* [EXCERPT TO READ]
A recent article in the Los Angeles Times describes Bain Capital as follows:

  • Romney and his team also maximized returns by firing workers, seeking government subsidies, and flipping companies quickly for large profits. Sometimes Bain investors gained even when companies slid into bankruptcy.
  • Romney himself became wealthy at Bain. He is now worth between $190 million and $250 million, much of it derived from his time running the investment firm, his campaign staffers have said.
  • Bain managers said their mission was clear. “I never thought of what I do for a living as job creation,” said Marc B. Walpow, a former managing partner at Bain who worked closely with Romney for nine years before forming his own firm. “The primary goal of private equity is to create wealth for your investors.”

Private equity firms are predatory capitalists, willing to force the companies they buy or control to take long-term risks for short-term profits. In the process, part of the short-term profit involves down-sizing the companies they own, eliminating jobs, reducing wages and creating conditions that jeopardize the long-term future of the company. The financial interests who run companies into the ground have absolutely no interest in long-term outcomes, whether it’s related to profits way down the road or our planetary future. They are hooked on short-term profits like junkies in search of a new high. We live in a country turned upside down. Too many economists, those with whom we placed a certain level of confidence that they would be our watchdogs and make certain that the country had a healthy economy, vitalized by a concern for important issues like social stability, equitable income distribution, education opportunities and retirement pensions and programs, have abandoned the ship: our faith in them turned out to be completely misplaced. Most economists are completely supportive of the role that private equity firms play in improving the “efficiency” of companies. This word “efficiency” as derived from their vernacular equates to “downsizing” and increased corporate profitability. Few economists of today have a sufficiently broad enough view of their subject to clearly see the destructive social damage that financial investment organizations like private equity firms have created, not only in terms of our economic future,  but also for the future of our species on this planet. We are badly in need of a new discipline, one that fuses our economic future with the environmental crisis that we are in today. We are deeply in need of new kinds of experts for our badly needed new economy–a new compass that takes into account the needs of a shrinking planet. Where will these new experts come from? Not from economics departments–they had their chance and blew it. We need to build a new economy and put in the kinds of safeguards needed to prevent predatory capitalism from destroying these businesses, while at the same time investing appropriately in the infrastructure improvements needed to place the globe on a better trajectory for the future.

* [GIVEN TASK]
Answer these questions using the Bain Capital excerpt.
(a) What range is given for Romney's current worth?
(b) For how many years did Marc B. Walpow work closely with Romney?
(c) According to the excerpt, what does the word "efficiency" equate to in economists' vernacular?
The material after the Bain Capital excerpt comes from a separate source.

* [SUPPLIED MATERIAL]
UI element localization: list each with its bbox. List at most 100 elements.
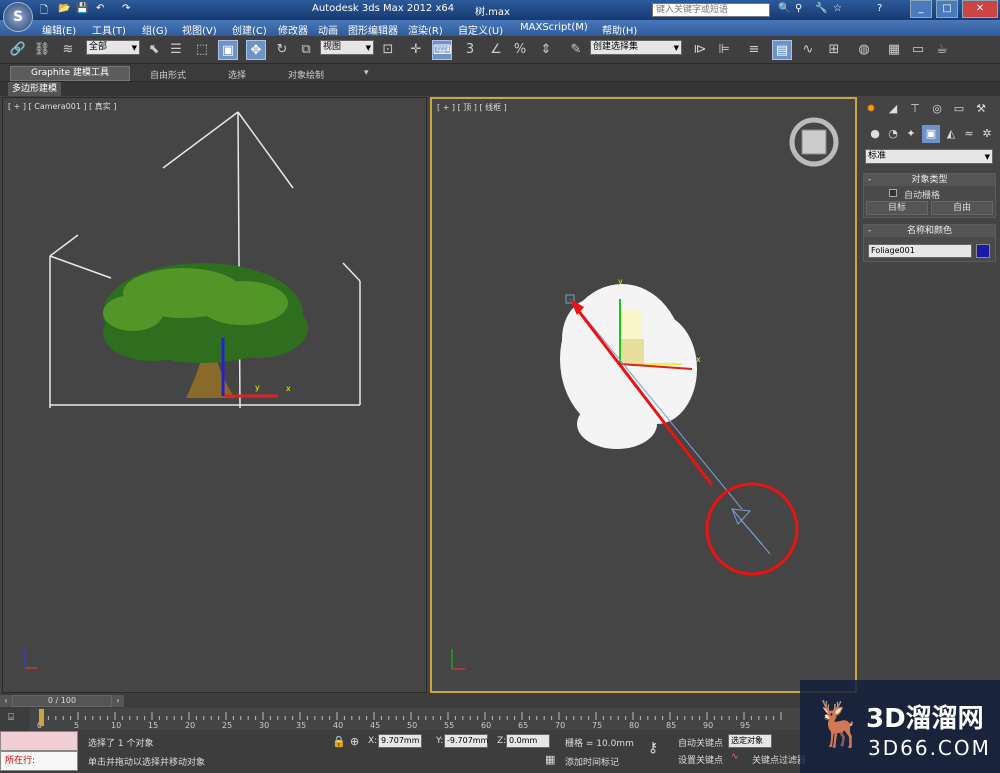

* [THE COMPLETED TASK]
(a) Between $190 million and $250 million.
(b) Nine years.
(c) "Downsizing" and increased corporate profitability.